── Supplied records

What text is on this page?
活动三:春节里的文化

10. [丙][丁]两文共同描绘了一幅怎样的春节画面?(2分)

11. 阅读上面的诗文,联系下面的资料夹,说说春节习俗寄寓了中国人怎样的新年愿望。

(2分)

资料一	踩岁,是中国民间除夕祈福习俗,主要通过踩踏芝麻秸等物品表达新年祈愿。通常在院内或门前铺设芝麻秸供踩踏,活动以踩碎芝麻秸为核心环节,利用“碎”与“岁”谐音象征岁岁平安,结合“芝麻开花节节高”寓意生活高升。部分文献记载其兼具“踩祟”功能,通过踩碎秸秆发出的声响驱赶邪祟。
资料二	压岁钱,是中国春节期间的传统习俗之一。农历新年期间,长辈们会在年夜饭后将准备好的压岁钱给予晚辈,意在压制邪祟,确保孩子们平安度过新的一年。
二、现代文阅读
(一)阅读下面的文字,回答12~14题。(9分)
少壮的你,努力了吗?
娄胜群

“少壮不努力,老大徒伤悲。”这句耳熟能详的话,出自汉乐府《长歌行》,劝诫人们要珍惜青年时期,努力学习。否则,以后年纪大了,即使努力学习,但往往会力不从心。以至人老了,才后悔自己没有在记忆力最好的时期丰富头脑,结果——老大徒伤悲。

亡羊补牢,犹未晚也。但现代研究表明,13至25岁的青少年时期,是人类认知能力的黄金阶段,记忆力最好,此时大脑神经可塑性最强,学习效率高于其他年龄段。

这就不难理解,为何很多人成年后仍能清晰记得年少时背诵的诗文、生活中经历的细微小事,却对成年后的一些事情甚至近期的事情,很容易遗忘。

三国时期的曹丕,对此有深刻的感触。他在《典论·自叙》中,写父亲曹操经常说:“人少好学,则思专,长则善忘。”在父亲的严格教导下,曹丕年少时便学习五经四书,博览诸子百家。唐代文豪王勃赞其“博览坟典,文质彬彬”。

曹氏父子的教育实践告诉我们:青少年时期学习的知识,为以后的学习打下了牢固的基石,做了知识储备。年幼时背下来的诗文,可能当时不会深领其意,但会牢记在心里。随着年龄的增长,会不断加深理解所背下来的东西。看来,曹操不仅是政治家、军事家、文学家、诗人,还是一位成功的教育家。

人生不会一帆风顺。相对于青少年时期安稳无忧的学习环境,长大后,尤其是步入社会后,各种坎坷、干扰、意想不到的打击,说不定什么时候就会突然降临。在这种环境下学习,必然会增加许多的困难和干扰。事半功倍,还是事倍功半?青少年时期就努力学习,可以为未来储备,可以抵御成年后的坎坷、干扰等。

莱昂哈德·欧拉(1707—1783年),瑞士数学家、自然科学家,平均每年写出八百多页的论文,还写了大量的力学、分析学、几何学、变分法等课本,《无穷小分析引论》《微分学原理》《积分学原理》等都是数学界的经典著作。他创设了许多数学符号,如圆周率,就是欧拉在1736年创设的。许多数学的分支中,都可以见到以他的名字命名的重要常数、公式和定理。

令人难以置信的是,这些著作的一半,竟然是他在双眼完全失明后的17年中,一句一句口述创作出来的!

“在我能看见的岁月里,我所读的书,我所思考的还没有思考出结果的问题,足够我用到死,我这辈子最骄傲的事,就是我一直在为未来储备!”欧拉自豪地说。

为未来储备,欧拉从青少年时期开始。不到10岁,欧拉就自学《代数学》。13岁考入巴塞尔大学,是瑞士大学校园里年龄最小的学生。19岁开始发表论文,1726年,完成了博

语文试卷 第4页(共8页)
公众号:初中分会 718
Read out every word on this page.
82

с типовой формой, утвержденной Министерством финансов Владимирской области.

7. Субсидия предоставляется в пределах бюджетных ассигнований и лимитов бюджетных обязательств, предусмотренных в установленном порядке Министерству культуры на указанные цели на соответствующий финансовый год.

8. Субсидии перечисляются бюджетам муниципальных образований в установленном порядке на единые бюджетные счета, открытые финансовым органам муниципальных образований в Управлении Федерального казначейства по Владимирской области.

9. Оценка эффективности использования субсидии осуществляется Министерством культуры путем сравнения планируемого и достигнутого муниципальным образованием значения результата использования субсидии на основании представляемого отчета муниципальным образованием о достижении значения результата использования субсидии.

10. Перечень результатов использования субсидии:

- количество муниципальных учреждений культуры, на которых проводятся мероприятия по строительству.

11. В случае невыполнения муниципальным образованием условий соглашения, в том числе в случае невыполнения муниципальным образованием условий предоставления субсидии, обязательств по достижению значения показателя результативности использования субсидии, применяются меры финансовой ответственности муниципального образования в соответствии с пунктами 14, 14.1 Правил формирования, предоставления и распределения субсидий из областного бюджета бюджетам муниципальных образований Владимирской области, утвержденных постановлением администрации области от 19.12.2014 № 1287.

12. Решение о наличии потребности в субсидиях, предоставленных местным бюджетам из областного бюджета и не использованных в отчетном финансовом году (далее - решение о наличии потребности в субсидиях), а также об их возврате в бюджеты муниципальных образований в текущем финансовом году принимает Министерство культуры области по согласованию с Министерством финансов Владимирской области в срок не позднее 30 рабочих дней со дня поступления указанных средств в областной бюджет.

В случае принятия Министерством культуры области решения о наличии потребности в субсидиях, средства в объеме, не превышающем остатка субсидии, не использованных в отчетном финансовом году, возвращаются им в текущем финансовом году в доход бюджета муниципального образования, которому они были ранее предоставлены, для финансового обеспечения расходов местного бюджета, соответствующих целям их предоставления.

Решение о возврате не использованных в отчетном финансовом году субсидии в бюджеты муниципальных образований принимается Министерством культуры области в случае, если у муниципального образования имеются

────

Task requirements: Your task is to give the records above again, exactly.

Exercise solution:
What text is on this page?
活动三:春节里的文化

10. [丙][丁]两文共同描绘了一幅怎样的春节画面?(2分)

11. 阅读上面的诗文,联系下面的资料夹,说说春节习俗寄寓了中国人怎样的新年愿望。

(2分)

资料一	踩岁,是中国民间除夕祈福习俗,主要通过踩踏芝麻秸等物品表达新年祈愿。通常在院内或门前铺设芝麻秸供踩踏,活动以踩碎芝麻秸为核心环节,利用“碎”与“岁”谐音象征岁岁平安,结合“芝麻开花节节高”寓意生活高升。部分文献记载其兼具“踩祟”功能,通过踩碎秸秆发出的声响驱赶邪祟。
资料二	压岁钱,是中国春节期间的传统习俗之一。农历新年期间,长辈们会在年夜饭后将准备好的压岁钱给予晚辈,意在压制邪祟,确保孩子们平安度过新的一年。
二、现代文阅读
(一)阅读下面的文字,回答12~14题。(9分)
少壮的你,努力了吗?
娄胜群

“少壮不努力,老大徒伤悲。”这句耳熟能详的话,出自汉乐府《长歌行》,劝诫人们要珍惜青年时期,努力学习。否则,以后年纪大了,即使努力学习,但往往会力不从心。以至人老了,才后悔自己没有在记忆力最好的时期丰富头脑,结果——老大徒伤悲。

亡羊补牢,犹未晚也。但现代研究表明,13至25岁的青少年时期,是人类认知能力的黄金阶段,记忆力最好,此时大脑神经可塑性最强,学习效率高于其他年龄段。

这就不难理解,为何很多人成年后仍能清晰记得年少时背诵的诗文、生活中经历的细微小事,却对成年后的一些事情甚至近期的事情,很容易遗忘。

三国时期的曹丕,对此有深刻的感触。他在《典论·自叙》中,写父亲曹操经常说:“人少好学,则思专,长则善忘。”在父亲的严格教导下,曹丕年少时便学习五经四书,博览诸子百家。唐代文豪王勃赞其“博览坟典,文质彬彬”。

曹氏父子的教育实践告诉我们:青少年时期学习的知识,为以后的学习打下了牢固的基石,做了知识储备。年幼时背下来的诗文,可能当时不会深领其意,但会牢记在心里。随着年龄的增长,会不断加深理解所背下来的东西。看来,曹操不仅是政治家、军事家、文学家、诗人,还是一位成功的教育家。

人生不会一帆风顺。相对于青少年时期安稳无忧的学习环境,长大后,尤其是步入社会后,各种坎坷、干扰、意想不到的打击,说不定什么时候就会突然降临。在这种环境下学习,必然会增加许多的困难和干扰。事半功倍,还是事倍功半?青少年时期就努力学习,可以为未来储备,可以抵御成年后的坎坷、干扰等。

莱昂哈德·欧拉(1707—1783年),瑞士数学家、自然科学家,平均每年写出八百多页的论文,还写了大量的力学、分析学、几何学、变分法等课本,《无穷小分析引论》《微分学原理》《积分学原理》等都是数学界的经典著作。他创设了许多数学符号,如圆周率,就是欧拉在1736年创设的。许多数学的分支中,都可以见到以他的名字命名的重要常数、公式和定理。

令人难以置信的是,这些著作的一半,竟然是他在双眼完全失明后的17年中,一句一句口述创作出来的!

“在我能看见的岁月里,我所读的书,我所思考的还没有思考出结果的问题,足够我用到死,我这辈子最骄傲的事,就是我一直在为未来储备!”欧拉自豪地说。

为未来储备,欧拉从青少年时期开始。不到10岁,欧拉就自学《代数学》。13岁考入巴塞尔大学,是瑞士大学校园里年龄最小的学生。19岁开始发表论文,1726年,完成了博

语文试卷 第4页(共8页)
公众号:初中分会 718
Read out every word on this page.
82

с типовой формой, утвержденной Министерством финансов Владимирской области.

7. Субсидия предоставляется в пределах бюджетных ассигнований и лимитов бюджетных обязательств, предусмотренных в установленном порядке Министерству культуры на указанные цели на соответствующий финансовый год.

8. Субсидии перечисляются бюджетам муниципальных образований в установленном порядке на единые бюджетные счета, открытые финансовым органам муниципальных образований в Управлении Федерального казначейства по Владимирской области.

9. Оценка эффективности использования субсидии осуществляется Министерством культуры путем сравнения планируемого и достигнутого муниципальным образованием значения результата использования субсидии на основании представляемого отчета муниципальным образованием о достижении значения результата использования субсидии.

10. Перечень результатов использования субсидии:

- количество муниципальных учреждений культуры, на которых проводятся мероприятия по строительству.

11. В случае невыполнения муниципальным образованием условий соглашения, в том числе в случае невыполнения муниципальным образованием условий предоставления субсидии, обязательств по достижению значения показателя результативности использования субсидии, применяются меры финансовой ответственности муниципального образования в соответствии с пунктами 14, 14.1 Правил формирования, предоставления и распределения субсидий из областного бюджета бюджетам муниципальных образований Владимирской области, утвержденных постановлением администрации области от 19.12.2014 № 1287.

12. Решение о наличии потребности в субсидиях, предоставленных местным бюджетам из областного бюджета и не использованных в отчетном финансовом году (далее - решение о наличии потребности в субсидиях), а также об их возврате в бюджеты муниципальных образований в текущем финансовом году принимает Министерство культуры области по согласованию с Министерством финансов Владимирской области в срок не позднее 30 рабочих дней со дня поступления указанных средств в областной бюджет.

В случае принятия Министерством культуры области решения о наличии потребности в субсидиях, средства в объеме, не превышающем остатка субсидии, не использованных в отчетном финансовом году, возвращаются им в текущем финансовом году в доход бюджета муниципального образования, которому они были ранее предоставлены, для финансового обеспечения расходов местного бюджета, соответствующих целям их предоставления.

Решение о возврате не использованных в отчетном финансовом году субсидии в бюджеты муниципальных образований принимается Министерством культуры области в случае, если у муниципального образования имеются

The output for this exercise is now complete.